Data entries
__________

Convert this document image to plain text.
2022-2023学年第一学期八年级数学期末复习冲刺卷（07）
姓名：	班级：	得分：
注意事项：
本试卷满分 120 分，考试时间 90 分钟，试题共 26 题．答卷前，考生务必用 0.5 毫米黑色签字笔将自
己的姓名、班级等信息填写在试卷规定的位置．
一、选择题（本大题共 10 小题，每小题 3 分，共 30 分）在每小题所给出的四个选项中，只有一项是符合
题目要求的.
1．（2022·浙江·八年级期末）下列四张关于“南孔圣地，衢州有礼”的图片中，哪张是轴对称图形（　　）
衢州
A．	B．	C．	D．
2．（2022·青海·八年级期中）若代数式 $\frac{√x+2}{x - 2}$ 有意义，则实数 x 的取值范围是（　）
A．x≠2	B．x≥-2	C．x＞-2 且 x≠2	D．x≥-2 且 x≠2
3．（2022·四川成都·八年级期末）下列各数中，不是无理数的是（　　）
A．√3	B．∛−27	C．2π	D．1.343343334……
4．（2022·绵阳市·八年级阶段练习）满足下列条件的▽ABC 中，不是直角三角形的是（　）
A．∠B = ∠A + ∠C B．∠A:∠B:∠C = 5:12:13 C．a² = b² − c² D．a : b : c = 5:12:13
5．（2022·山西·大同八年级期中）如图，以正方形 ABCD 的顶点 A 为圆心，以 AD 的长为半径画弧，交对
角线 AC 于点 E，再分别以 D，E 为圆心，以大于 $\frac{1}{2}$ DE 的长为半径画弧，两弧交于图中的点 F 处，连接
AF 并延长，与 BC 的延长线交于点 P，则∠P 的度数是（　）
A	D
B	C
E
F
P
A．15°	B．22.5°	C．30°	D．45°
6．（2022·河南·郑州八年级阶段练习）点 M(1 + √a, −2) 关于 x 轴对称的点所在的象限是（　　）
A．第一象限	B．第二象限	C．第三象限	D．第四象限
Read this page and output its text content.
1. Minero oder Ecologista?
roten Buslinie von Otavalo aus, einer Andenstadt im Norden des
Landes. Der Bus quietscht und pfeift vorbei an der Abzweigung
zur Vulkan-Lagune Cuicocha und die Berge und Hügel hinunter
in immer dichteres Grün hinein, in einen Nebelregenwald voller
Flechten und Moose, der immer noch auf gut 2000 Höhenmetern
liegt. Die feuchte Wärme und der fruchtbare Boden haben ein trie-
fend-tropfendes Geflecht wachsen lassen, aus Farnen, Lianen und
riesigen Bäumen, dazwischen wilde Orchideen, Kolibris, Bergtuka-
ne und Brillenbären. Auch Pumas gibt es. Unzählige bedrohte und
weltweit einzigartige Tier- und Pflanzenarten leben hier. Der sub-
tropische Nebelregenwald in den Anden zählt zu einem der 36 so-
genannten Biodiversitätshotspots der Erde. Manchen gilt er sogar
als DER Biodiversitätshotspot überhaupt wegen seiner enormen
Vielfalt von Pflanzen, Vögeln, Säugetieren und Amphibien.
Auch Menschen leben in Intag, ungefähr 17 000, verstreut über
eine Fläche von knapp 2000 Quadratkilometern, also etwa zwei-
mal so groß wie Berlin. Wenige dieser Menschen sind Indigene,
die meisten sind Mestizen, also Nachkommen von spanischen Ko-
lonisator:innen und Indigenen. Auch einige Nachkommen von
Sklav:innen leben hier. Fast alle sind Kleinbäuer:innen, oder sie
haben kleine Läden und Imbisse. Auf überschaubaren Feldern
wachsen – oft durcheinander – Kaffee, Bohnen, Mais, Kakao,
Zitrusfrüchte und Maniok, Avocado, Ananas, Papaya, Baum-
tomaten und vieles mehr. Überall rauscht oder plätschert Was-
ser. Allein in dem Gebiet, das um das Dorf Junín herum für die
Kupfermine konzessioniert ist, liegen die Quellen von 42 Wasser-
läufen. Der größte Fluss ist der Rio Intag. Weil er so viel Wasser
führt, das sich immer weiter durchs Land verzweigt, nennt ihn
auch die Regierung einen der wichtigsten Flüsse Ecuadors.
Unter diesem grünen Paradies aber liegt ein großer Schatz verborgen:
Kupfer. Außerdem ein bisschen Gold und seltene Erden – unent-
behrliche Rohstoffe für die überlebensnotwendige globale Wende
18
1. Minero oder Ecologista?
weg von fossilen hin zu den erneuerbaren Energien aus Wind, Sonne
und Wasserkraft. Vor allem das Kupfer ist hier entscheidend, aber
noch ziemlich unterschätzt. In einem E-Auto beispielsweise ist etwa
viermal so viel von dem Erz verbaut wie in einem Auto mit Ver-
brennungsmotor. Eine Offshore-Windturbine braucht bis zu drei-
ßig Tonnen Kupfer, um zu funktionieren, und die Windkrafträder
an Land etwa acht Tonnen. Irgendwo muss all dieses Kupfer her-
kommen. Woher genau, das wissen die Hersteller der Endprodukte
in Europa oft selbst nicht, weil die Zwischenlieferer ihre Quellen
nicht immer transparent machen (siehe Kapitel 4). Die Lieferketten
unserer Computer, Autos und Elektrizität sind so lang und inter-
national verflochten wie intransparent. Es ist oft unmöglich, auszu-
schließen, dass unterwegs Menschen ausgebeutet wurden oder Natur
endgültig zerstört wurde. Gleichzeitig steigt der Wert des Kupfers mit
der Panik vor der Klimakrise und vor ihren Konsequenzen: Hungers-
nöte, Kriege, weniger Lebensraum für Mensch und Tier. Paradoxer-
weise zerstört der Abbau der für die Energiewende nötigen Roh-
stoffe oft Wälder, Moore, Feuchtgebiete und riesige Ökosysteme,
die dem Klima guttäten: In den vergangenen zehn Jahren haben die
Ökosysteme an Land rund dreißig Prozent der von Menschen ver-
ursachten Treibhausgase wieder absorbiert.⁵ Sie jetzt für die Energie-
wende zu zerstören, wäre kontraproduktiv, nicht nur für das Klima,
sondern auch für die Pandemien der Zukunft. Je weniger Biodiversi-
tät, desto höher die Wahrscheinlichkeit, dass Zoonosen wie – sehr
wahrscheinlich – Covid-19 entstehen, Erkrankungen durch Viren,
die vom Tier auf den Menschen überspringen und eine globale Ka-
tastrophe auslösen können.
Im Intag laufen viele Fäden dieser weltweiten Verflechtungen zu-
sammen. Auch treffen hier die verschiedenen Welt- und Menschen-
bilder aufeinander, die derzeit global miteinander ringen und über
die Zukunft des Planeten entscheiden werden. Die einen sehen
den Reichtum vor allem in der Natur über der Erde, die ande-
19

__________

→ **WHAT YOU NEED TO DO**
Pull out and copy each line containing the string "wachsen".

→ **SOLUTION FOR THIS EXERCISE**
fend-tropfendes Geflecht wachsen lassen, aus Farnen, Lianen und
wachsen – oft durcheinander – Kaffee, Bohnen, Mais, Kakao,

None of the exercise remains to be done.